## Task details
Among the entries, which lines carry the string "unlocked"? Copy each of them.

## Records to use
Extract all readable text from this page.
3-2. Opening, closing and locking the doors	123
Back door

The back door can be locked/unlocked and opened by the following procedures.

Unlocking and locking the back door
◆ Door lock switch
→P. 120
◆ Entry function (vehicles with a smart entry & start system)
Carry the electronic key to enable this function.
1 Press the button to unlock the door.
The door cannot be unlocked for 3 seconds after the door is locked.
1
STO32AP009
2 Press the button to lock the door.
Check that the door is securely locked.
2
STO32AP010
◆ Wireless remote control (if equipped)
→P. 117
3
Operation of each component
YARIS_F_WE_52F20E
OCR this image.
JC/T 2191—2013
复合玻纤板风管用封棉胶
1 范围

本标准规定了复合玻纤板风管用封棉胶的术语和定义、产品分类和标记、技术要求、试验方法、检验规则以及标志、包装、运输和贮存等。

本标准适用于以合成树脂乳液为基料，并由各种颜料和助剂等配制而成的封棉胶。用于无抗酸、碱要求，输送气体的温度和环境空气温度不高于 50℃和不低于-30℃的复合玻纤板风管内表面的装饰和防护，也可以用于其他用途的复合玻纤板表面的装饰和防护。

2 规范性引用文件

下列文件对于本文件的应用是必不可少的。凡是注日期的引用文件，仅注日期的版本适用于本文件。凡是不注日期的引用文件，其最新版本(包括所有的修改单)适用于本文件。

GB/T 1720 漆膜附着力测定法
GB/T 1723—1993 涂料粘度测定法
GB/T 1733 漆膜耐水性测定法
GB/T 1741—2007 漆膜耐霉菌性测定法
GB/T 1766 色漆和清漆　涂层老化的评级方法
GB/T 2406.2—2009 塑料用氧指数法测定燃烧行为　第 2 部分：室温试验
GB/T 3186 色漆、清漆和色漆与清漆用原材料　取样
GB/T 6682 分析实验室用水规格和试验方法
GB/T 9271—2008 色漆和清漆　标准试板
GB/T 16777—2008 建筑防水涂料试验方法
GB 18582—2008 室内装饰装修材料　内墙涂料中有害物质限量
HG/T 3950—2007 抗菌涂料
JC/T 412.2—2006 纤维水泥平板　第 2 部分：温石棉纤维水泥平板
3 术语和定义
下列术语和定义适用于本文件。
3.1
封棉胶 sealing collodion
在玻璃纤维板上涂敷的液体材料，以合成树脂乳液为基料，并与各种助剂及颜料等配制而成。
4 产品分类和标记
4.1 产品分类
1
---
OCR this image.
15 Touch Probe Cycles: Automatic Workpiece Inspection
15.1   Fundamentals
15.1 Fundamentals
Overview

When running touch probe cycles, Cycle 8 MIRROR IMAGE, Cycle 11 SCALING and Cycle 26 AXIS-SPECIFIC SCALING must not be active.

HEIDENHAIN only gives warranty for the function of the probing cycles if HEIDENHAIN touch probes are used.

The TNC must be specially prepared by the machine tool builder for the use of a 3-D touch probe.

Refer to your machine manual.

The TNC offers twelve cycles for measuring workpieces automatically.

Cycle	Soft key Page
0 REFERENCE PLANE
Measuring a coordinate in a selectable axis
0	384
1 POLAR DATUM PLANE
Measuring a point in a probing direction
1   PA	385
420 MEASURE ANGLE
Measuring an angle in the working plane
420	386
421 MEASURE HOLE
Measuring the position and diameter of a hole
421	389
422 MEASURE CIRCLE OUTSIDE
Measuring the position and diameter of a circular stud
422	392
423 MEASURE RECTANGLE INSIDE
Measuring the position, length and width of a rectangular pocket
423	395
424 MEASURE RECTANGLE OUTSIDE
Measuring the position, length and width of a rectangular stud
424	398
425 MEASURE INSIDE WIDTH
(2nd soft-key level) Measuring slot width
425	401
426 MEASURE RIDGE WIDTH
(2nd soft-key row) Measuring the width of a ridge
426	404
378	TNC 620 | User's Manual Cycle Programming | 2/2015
...
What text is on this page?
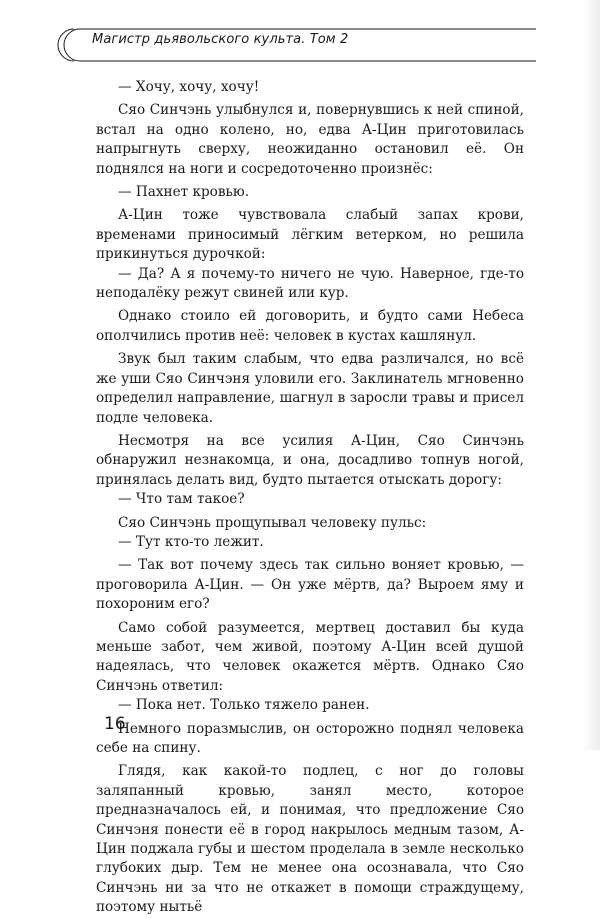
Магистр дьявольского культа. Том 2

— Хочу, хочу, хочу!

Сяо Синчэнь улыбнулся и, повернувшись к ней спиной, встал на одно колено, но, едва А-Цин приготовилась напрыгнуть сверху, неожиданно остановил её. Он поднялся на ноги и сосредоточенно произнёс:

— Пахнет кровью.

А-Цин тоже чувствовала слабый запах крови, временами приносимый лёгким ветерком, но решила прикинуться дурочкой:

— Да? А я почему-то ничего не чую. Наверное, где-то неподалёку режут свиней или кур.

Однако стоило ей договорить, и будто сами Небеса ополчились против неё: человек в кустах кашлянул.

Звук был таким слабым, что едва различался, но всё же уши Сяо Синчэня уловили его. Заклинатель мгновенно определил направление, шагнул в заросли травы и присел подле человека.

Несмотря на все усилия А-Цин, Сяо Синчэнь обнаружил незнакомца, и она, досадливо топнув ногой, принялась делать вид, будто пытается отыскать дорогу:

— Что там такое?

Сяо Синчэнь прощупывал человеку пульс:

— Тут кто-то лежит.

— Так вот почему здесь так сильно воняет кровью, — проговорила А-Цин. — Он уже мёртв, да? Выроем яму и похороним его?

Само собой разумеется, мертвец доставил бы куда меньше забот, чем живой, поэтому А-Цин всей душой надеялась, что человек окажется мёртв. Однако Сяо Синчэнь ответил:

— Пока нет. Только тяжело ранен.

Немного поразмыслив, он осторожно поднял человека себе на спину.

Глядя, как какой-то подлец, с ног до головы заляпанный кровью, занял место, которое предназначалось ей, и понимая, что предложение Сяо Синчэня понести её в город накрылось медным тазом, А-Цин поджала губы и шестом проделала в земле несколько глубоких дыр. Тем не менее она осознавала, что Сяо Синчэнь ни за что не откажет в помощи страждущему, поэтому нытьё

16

## Task solution
The back door can be locked/unlocked and opened by the following procedures.
The door cannot be unlocked for 3 seconds after the door is locked.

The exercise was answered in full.